* **What you are asked to do**:
Only a number is required: how many lines of the material contain the word "Continent"?

* **Entries shown**:
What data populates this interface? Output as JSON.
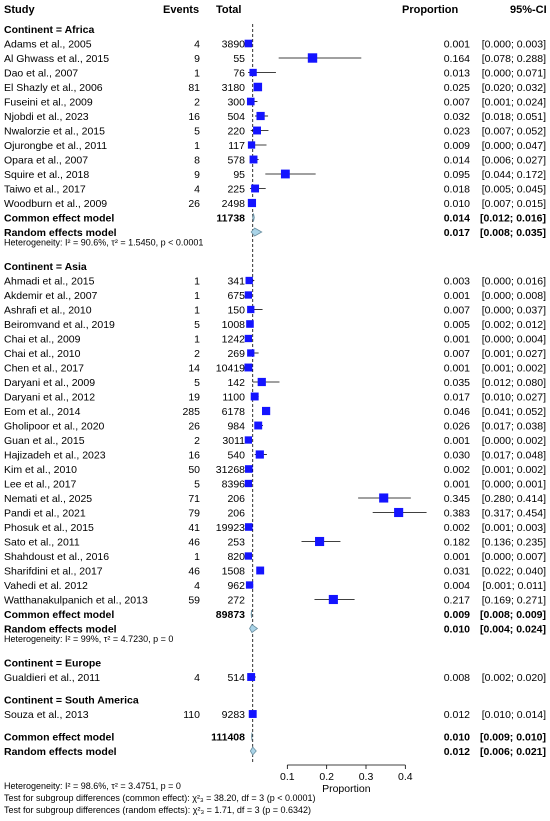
{
  "chart_data": {
    "type": "forest",
    "title": "",
    "columns": {
      "study": "Study",
      "events": "Events",
      "total": "Total",
      "proportion": "Proportion",
      "ci": "95%-CI"
    },
    "xlabel": "Proportion",
    "xlim": [
      0,
      0.45
    ],
    "xticks": [
      "0.1",
      "0.2",
      "0.3",
      "0.4"
    ],
    "xtick_values": [
      0.1,
      0.2,
      0.3,
      0.4
    ],
    "reference_line": 0.012,
    "colors": {
      "box": "#1414ff",
      "diamond": "#aad4e8",
      "diamond_stroke": "#6a8fa0",
      "line": "#000000",
      "dashed": "#000000"
    },
    "groups": [
      {
        "label": "Continent = Africa",
        "studies": [
          {
            "study": "Adams et al., 2005",
            "events": "4",
            "total": "3890",
            "prop": "0.001",
            "ci": "[0.000; 0.003]",
            "p": 0.001,
            "lo": 0.0,
            "hi": 0.003,
            "w": 0.6
          },
          {
            "study": "Al Ghwass et al., 2015",
            "events": "9",
            "total": "55",
            "prop": "0.164",
            "ci": "[0.078; 0.288]",
            "p": 0.164,
            "lo": 0.078,
            "hi": 0.288,
            "w": 0.9
          },
          {
            "study": "Dao et al., 2007",
            "events": "1",
            "total": "76",
            "prop": "0.013",
            "ci": "[0.000; 0.071]",
            "p": 0.013,
            "lo": 0.0,
            "hi": 0.071,
            "w": 0.55
          },
          {
            "study": "El Shazly et al., 2006",
            "events": "81",
            "total": "3180",
            "prop": "0.025",
            "ci": "[0.020; 0.032]",
            "p": 0.025,
            "lo": 0.02,
            "hi": 0.032,
            "w": 0.75
          },
          {
            "study": "Fuseini et al., 2009",
            "events": "2",
            "total": "300",
            "prop": "0.007",
            "ci": "[0.001; 0.024]",
            "p": 0.007,
            "lo": 0.001,
            "hi": 0.024,
            "w": 0.6
          },
          {
            "study": "Njobdi et al., 2023",
            "events": "16",
            "total": "504",
            "prop": "0.032",
            "ci": "[0.018; 0.051]",
            "p": 0.032,
            "lo": 0.018,
            "hi": 0.051,
            "w": 0.7
          },
          {
            "study": "Nwalorzie et al., 2015",
            "events": "5",
            "total": "220",
            "prop": "0.023",
            "ci": "[0.007; 0.052]",
            "p": 0.023,
            "lo": 0.007,
            "hi": 0.052,
            "w": 0.65
          },
          {
            "study": "Ojurongbe et al., 2011",
            "events": "1",
            "total": "117",
            "prop": "0.009",
            "ci": "[0.000; 0.047]",
            "p": 0.009,
            "lo": 0.0,
            "hi": 0.047,
            "w": 0.55
          },
          {
            "study": "Opara et al., 2007",
            "events": "8",
            "total": "578",
            "prop": "0.014",
            "ci": "[0.006; 0.027]",
            "p": 0.014,
            "lo": 0.006,
            "hi": 0.027,
            "w": 0.65
          },
          {
            "study": "Squire et al., 2018",
            "events": "9",
            "total": "95",
            "prop": "0.095",
            "ci": "[0.044; 0.172]",
            "p": 0.095,
            "lo": 0.044,
            "hi": 0.172,
            "w": 0.8
          },
          {
            "study": "Taiwo et al., 2017",
            "events": "4",
            "total": "225",
            "prop": "0.018",
            "ci": "[0.005; 0.045]",
            "p": 0.018,
            "lo": 0.005,
            "hi": 0.045,
            "w": 0.65
          },
          {
            "study": "Woodburn et al., 2009",
            "events": "26",
            "total": "2498",
            "prop": "0.010",
            "ci": "[0.007; 0.015]",
            "p": 0.01,
            "lo": 0.007,
            "hi": 0.015,
            "w": 0.7
          }
        ],
        "common": {
          "label": "Common effect model",
          "total": "11738",
          "prop": "0.014",
          "ci": "[0.012; 0.016]",
          "p": 0.014,
          "lo": 0.012,
          "hi": 0.016
        },
        "random": {
          "label": "Random effects model",
          "prop": "0.017",
          "ci": "[0.008; 0.035]",
          "p": 0.017,
          "lo": 0.008,
          "hi": 0.035
        },
        "heterogeneity": "Heterogeneity: I² = 90.6%, τ² = 1.5450, p < 0.0001"
      },
      {
        "label": "Continent = Asia",
        "studies": [
          {
            "study": "Ahmadi et al., 2015",
            "events": "1",
            "total": "341",
            "prop": "0.003",
            "ci": "[0.000; 0.016]",
            "p": 0.003,
            "lo": 0.0,
            "hi": 0.016,
            "w": 0.55
          },
          {
            "study": "Akdemir et al., 2007",
            "events": "1",
            "total": "675",
            "prop": "0.001",
            "ci": "[0.000; 0.008]",
            "p": 0.001,
            "lo": 0.0,
            "hi": 0.008,
            "w": 0.55
          },
          {
            "study": "Ashrafi et al., 2010",
            "events": "1",
            "total": "150",
            "prop": "0.007",
            "ci": "[0.000; 0.037]",
            "p": 0.007,
            "lo": 0.0,
            "hi": 0.037,
            "w": 0.55
          },
          {
            "study": "Beiromvand et al., 2019",
            "events": "5",
            "total": "1008",
            "prop": "0.005",
            "ci": "[0.002; 0.012]",
            "p": 0.005,
            "lo": 0.002,
            "hi": 0.012,
            "w": 0.6
          },
          {
            "study": "Chai et al., 2009",
            "events": "1",
            "total": "1242",
            "prop": "0.001",
            "ci": "[0.000; 0.004]",
            "p": 0.001,
            "lo": 0.0,
            "hi": 0.004,
            "w": 0.55
          },
          {
            "study": "Chai et al., 2010",
            "events": "2",
            "total": "269",
            "prop": "0.007",
            "ci": "[0.001; 0.027]",
            "p": 0.007,
            "lo": 0.001,
            "hi": 0.027,
            "w": 0.55
          },
          {
            "study": "Chen et al., 2017",
            "events": "14",
            "total": "10419",
            "prop": "0.001",
            "ci": "[0.001; 0.002]",
            "p": 0.001,
            "lo": 0.001,
            "hi": 0.002,
            "w": 0.65
          },
          {
            "study": "Daryani et al., 2009",
            "events": "5",
            "total": "142",
            "prop": "0.035",
            "ci": "[0.012; 0.080]",
            "p": 0.035,
            "lo": 0.012,
            "hi": 0.08,
            "w": 0.7
          },
          {
            "study": "Daryani et al., 2012",
            "events": "19",
            "total": "1100",
            "prop": "0.017",
            "ci": "[0.010; 0.027]",
            "p": 0.017,
            "lo": 0.01,
            "hi": 0.027,
            "w": 0.65
          },
          {
            "study": "Eom et al., 2014",
            "events": "285",
            "total": "6178",
            "prop": "0.046",
            "ci": "[0.041; 0.052]",
            "p": 0.046,
            "lo": 0.041,
            "hi": 0.052,
            "w": 0.7
          },
          {
            "study": "Gholipoor et al., 2020",
            "events": "26",
            "total": "984",
            "prop": "0.026",
            "ci": "[0.017; 0.038]",
            "p": 0.026,
            "lo": 0.017,
            "hi": 0.038,
            "w": 0.65
          },
          {
            "study": "Guan et al., 2015",
            "events": "2",
            "total": "3011",
            "prop": "0.001",
            "ci": "[0.000; 0.002]",
            "p": 0.001,
            "lo": 0.0,
            "hi": 0.002,
            "w": 0.55
          },
          {
            "study": "Hajizadeh et al., 2023",
            "events": "16",
            "total": "540",
            "prop": "0.030",
            "ci": "[0.017; 0.048]",
            "p": 0.03,
            "lo": 0.017,
            "hi": 0.048,
            "w": 0.7
          },
          {
            "study": "Kim et al., 2010",
            "events": "50",
            "total": "31268",
            "prop": "0.002",
            "ci": "[0.001; 0.002]",
            "p": 0.002,
            "lo": 0.001,
            "hi": 0.002,
            "w": 0.6
          },
          {
            "study": "Lee et al., 2017",
            "events": "5",
            "total": "8396",
            "prop": "0.001",
            "ci": "[0.000; 0.001]",
            "p": 0.001,
            "lo": 0.0,
            "hi": 0.001,
            "w": 0.55
          },
          {
            "study": "Nemati et al., 2025",
            "events": "71",
            "total": "206",
            "prop": "0.345",
            "ci": "[0.280; 0.414]",
            "p": 0.345,
            "lo": 0.28,
            "hi": 0.414,
            "w": 0.85
          },
          {
            "study": "Pandi et al., 2021",
            "events": "79",
            "total": "206",
            "prop": "0.383",
            "ci": "[0.317; 0.454]",
            "p": 0.383,
            "lo": 0.317,
            "hi": 0.454,
            "w": 0.85
          },
          {
            "study": "Phosuk et al., 2015",
            "events": "41",
            "total": "19923",
            "prop": "0.002",
            "ci": "[0.001; 0.003]",
            "p": 0.002,
            "lo": 0.001,
            "hi": 0.003,
            "w": 0.6
          },
          {
            "study": "Sato et al., 2011",
            "events": "46",
            "total": "253",
            "prop": "0.182",
            "ci": "[0.136; 0.235]",
            "p": 0.182,
            "lo": 0.136,
            "hi": 0.235,
            "w": 0.85
          },
          {
            "study": "Shahdoust et al., 2016",
            "events": "1",
            "total": "820",
            "prop": "0.001",
            "ci": "[0.000; 0.007]",
            "p": 0.001,
            "lo": 0.0,
            "hi": 0.007,
            "w": 0.55
          },
          {
            "study": "Sharifdini et al., 2017",
            "events": "46",
            "total": "1508",
            "prop": "0.031",
            "ci": "[0.022; 0.040]",
            "p": 0.031,
            "lo": 0.022,
            "hi": 0.04,
            "w": 0.65
          },
          {
            "study": "Vahedi  et al. 2012",
            "events": "4",
            "total": "962",
            "prop": "0.004",
            "ci": "[0.001; 0.011]",
            "p": 0.004,
            "lo": 0.001,
            "hi": 0.011,
            "w": 0.55
          },
          {
            "study": "Watthanakulpanich et al., 2013",
            "events": "59",
            "total": "272",
            "prop": "0.217",
            "ci": "[0.169; 0.271]",
            "p": 0.217,
            "lo": 0.169,
            "hi": 0.271,
            "w": 0.85
          }
        ],
        "common": {
          "label": "Common effect model",
          "total": "89873",
          "prop": "0.009",
          "ci": "[0.008; 0.009]",
          "p": 0.009,
          "lo": 0.008,
          "hi": 0.009
        },
        "random": {
          "label": "Random effects model",
          "prop": "0.010",
          "ci": "[0.004; 0.024]",
          "p": 0.01,
          "lo": 0.004,
          "hi": 0.024
        },
        "heterogeneity": "Heterogeneity: I² = 99%, τ² = 4.7230, p = 0"
      },
      {
        "label": "Continent = Europe",
        "studies": [
          {
            "study": "Gualdieri et al., 2011",
            "events": "4",
            "total": "514",
            "prop": "0.008",
            "ci": "[0.002; 0.020]",
            "p": 0.008,
            "lo": 0.002,
            "hi": 0.02,
            "w": 0.65
          }
        ]
      },
      {
        "label": "Continent = South America",
        "studies": [
          {
            "study": "Souza et al., 2013",
            "events": "110",
            "total": "9283",
            "prop": "0.012",
            "ci": "[0.010; 0.014]",
            "p": 0.012,
            "lo": 0.01,
            "hi": 0.014,
            "w": 0.65
          }
        ]
      }
    ],
    "overall": {
      "common": {
        "label": "Common effect model",
        "total": "111408",
        "prop": "0.010",
        "ci": "[0.009; 0.010]",
        "p": 0.01,
        "lo": 0.009,
        "hi": 0.01
      },
      "random": {
        "label": "Random effects model",
        "prop": "0.012",
        "ci": "[0.006; 0.021]",
        "p": 0.012,
        "lo": 0.006,
        "hi": 0.021
      }
    },
    "footer": [
      "Heterogeneity: I² = 98.6%, τ² = 3.4751, p = 0",
      "Test for subgroup differences (common effect): χ²₃ = 38.20, df = 3 (p < 0.0001)",
      "Test for subgroup differences (random effects): χ²₃ = 1.71, df = 3 (p = 0.6342)"
    ]
  }
}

* **The reply**:
4